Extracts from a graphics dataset

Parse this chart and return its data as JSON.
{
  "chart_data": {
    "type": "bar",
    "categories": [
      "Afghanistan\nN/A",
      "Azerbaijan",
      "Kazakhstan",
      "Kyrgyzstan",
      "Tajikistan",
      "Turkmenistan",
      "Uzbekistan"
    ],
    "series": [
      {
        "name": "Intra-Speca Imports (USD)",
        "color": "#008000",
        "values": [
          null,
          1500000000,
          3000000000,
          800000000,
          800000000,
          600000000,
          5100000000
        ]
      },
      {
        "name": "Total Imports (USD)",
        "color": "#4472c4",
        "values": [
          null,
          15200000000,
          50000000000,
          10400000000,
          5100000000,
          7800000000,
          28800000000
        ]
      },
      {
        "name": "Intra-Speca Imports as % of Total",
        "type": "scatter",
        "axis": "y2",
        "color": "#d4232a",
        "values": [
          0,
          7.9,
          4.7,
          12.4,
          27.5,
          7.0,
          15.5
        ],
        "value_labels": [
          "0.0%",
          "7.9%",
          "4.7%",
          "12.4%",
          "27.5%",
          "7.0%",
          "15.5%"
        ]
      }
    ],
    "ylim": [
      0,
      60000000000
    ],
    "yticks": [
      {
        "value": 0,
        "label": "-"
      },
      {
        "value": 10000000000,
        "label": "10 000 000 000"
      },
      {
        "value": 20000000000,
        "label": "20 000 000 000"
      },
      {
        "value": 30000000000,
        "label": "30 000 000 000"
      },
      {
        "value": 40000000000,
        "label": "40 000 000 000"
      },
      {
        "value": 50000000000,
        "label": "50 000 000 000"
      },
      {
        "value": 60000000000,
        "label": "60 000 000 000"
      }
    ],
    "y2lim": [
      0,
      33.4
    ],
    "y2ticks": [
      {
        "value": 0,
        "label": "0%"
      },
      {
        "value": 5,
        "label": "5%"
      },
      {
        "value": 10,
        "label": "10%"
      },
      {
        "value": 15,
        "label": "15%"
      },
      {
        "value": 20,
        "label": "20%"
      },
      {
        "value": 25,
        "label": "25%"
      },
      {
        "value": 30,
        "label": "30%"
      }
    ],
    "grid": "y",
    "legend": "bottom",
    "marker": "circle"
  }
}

---

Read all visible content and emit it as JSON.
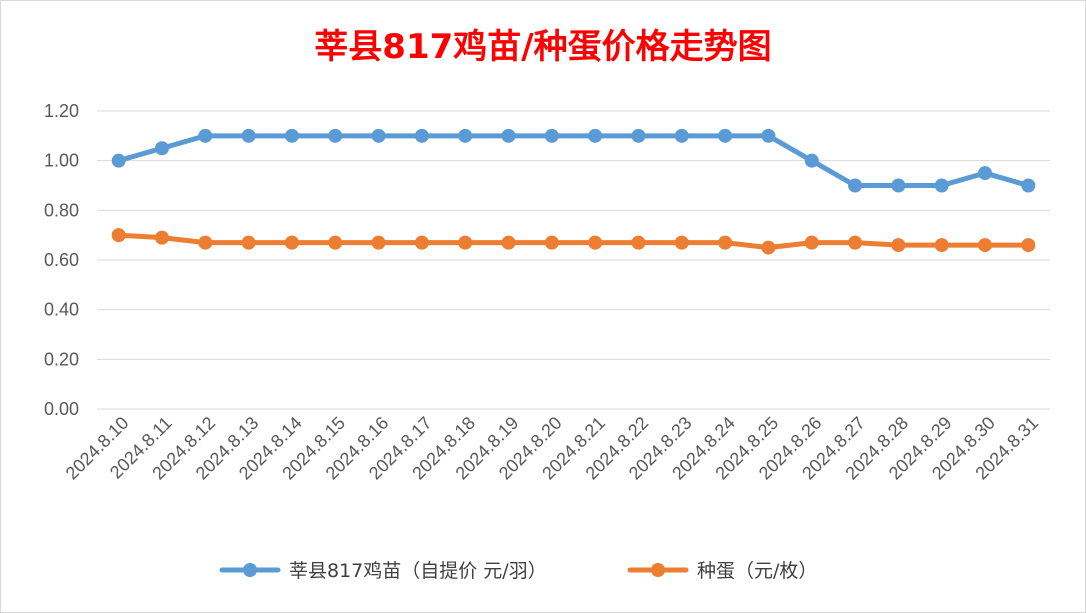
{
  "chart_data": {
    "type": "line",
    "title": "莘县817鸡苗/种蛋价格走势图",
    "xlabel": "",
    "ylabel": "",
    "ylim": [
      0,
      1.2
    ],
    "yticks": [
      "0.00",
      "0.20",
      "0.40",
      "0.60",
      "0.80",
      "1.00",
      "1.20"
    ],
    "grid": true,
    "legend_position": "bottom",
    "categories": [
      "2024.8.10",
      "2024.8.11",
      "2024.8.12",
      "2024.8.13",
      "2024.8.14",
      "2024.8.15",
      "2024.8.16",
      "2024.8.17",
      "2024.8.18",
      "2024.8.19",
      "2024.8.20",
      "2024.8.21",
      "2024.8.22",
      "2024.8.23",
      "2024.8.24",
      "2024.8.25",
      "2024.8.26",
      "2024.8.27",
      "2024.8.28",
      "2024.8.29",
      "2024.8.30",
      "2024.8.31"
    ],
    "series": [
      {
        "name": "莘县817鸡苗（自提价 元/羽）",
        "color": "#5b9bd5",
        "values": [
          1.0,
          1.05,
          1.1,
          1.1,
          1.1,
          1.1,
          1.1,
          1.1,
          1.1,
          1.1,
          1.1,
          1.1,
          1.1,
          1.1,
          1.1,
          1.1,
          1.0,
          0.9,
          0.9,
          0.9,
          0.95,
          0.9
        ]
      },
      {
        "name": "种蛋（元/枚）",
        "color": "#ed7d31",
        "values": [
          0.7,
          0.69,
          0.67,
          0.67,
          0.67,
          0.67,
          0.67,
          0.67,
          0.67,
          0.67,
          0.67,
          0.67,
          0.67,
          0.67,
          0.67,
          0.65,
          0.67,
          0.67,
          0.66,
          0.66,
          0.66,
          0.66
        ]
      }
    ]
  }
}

...

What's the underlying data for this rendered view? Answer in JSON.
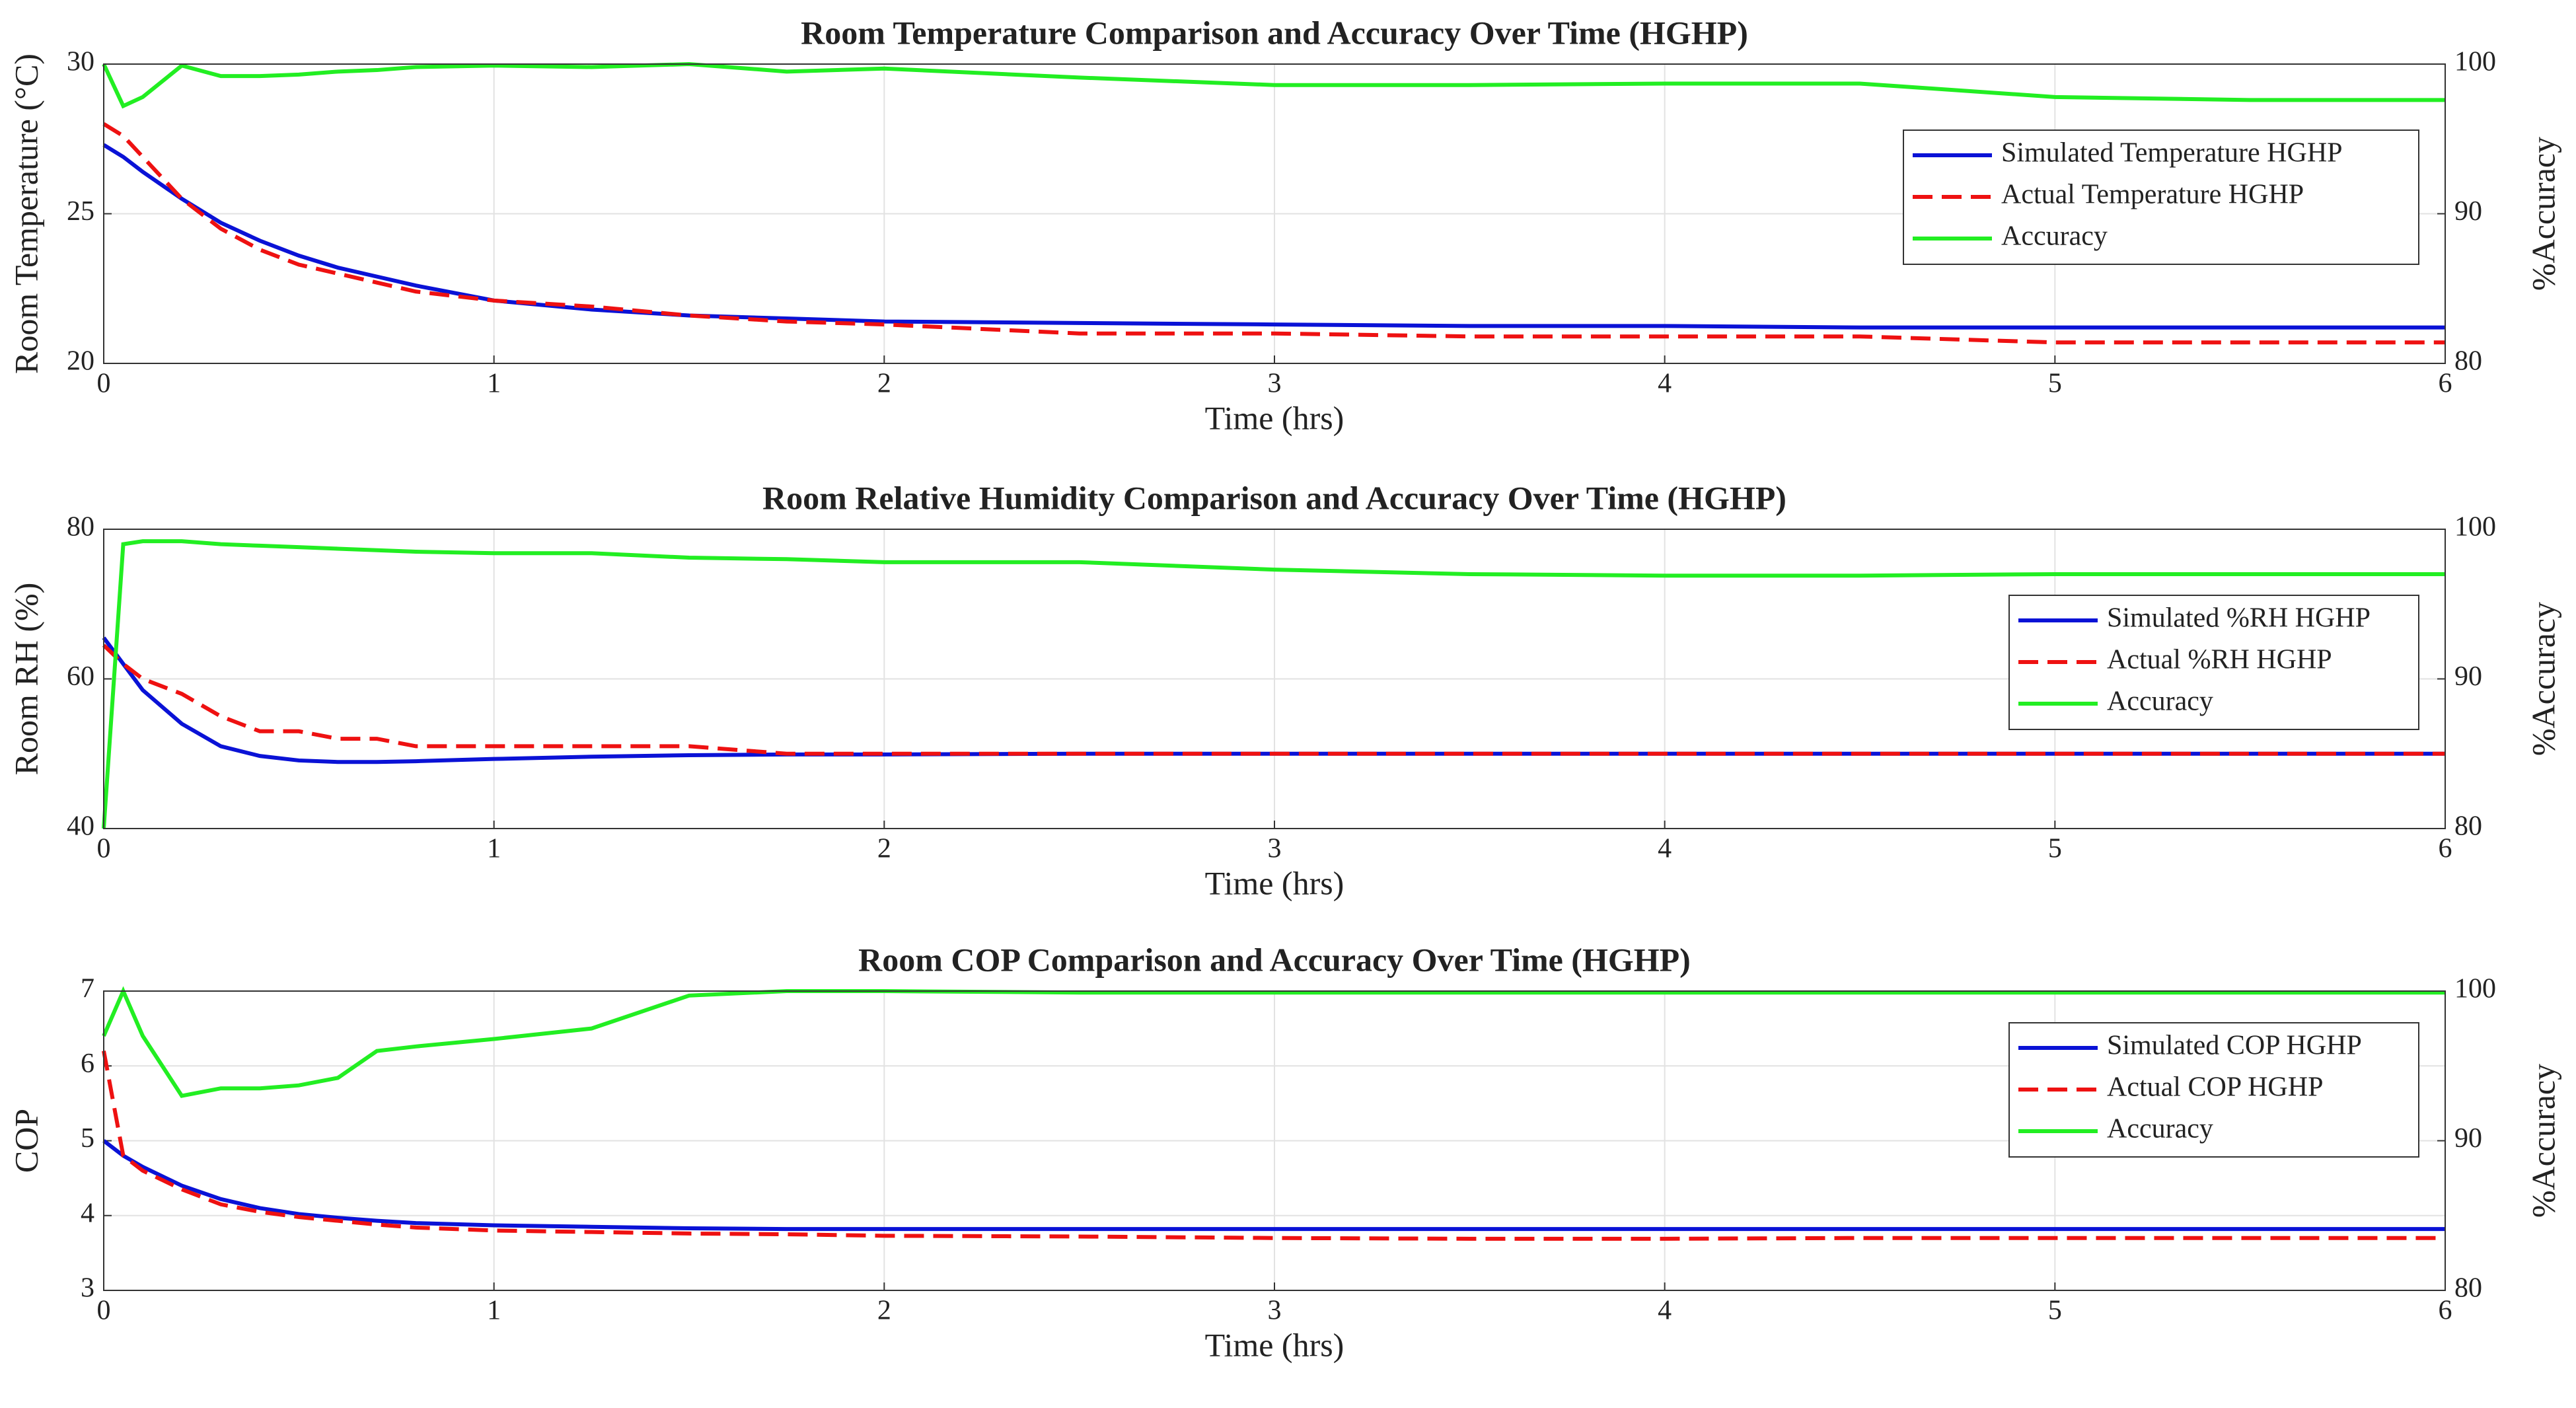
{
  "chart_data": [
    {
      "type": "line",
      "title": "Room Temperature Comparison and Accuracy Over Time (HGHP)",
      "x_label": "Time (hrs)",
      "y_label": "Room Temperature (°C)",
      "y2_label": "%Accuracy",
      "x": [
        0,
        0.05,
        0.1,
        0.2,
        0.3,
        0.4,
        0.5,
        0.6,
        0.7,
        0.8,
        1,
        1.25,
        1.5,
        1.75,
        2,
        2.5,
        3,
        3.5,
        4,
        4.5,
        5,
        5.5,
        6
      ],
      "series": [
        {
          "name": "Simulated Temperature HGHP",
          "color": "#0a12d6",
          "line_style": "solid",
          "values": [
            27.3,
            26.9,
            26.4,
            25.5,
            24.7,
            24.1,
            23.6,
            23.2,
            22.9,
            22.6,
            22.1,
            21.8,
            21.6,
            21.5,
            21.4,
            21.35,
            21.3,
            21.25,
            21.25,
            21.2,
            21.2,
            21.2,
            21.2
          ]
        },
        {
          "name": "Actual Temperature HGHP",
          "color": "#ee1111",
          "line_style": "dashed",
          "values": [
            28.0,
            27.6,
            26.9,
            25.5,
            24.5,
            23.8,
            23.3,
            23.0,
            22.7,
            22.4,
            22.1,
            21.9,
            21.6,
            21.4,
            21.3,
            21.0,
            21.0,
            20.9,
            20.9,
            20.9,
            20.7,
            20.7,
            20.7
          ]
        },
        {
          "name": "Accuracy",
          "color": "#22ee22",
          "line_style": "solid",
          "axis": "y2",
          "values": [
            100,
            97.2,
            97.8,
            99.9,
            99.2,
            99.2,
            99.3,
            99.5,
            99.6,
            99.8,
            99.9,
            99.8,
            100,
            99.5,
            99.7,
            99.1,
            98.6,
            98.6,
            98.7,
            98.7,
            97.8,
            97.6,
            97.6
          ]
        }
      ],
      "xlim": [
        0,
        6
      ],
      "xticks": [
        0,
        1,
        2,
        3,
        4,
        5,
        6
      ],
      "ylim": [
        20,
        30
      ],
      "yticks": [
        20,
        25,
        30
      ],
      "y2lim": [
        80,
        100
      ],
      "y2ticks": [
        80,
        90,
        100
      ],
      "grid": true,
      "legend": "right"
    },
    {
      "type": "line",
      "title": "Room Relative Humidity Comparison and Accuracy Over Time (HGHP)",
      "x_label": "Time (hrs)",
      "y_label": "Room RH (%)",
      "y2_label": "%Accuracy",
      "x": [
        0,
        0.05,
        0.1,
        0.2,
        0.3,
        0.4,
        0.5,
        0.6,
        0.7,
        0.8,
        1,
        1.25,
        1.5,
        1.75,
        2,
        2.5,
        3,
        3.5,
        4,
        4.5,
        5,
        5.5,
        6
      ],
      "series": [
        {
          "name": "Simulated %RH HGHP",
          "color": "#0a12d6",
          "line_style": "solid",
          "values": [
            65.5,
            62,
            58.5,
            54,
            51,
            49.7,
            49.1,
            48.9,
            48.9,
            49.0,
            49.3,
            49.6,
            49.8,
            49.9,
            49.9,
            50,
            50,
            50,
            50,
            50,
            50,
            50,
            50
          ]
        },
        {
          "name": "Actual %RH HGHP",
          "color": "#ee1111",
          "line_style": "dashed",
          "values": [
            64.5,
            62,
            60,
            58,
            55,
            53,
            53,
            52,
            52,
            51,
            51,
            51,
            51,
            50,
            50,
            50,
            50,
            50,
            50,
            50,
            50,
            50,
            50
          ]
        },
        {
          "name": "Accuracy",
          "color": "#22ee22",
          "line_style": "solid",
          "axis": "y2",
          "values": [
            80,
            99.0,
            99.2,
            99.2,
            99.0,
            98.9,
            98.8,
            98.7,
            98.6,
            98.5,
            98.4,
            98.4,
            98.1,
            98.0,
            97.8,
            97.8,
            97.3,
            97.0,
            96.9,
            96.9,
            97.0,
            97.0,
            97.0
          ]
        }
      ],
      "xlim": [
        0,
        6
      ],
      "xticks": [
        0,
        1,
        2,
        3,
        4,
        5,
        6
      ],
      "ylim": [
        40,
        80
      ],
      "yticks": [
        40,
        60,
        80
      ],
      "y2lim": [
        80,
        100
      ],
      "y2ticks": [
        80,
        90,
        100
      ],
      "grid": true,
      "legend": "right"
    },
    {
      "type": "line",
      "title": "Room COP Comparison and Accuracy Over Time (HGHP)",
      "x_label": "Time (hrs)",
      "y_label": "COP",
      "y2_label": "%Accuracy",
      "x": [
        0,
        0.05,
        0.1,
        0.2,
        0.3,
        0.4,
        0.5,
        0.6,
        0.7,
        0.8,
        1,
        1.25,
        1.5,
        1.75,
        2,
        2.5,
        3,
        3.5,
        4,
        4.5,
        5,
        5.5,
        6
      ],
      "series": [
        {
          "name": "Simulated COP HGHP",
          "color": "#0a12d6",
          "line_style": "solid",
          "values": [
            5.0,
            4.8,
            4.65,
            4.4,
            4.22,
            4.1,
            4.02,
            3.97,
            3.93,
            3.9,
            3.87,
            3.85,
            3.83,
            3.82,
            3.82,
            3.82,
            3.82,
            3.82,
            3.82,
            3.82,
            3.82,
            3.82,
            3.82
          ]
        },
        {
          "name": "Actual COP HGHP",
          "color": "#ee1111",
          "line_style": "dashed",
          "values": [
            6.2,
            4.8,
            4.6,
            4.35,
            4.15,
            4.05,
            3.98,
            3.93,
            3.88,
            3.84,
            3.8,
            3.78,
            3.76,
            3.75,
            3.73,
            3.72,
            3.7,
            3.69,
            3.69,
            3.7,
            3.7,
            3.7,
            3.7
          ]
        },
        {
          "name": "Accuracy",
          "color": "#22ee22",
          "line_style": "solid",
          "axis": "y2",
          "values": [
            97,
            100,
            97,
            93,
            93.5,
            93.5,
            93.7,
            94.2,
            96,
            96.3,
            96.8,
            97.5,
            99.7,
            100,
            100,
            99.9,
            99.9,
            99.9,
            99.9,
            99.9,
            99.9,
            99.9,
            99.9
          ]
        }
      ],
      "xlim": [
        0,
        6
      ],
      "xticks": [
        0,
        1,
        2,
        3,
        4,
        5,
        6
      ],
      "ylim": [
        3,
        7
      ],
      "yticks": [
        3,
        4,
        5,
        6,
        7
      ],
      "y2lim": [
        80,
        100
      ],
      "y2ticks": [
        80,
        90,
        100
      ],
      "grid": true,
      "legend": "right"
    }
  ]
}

### Task objective
Identify every line where the string "Total" appears.

### Response to the exercise
        "name": "Total Imports (USD)",
        "name": "Intra-Speca Imports as % of Total",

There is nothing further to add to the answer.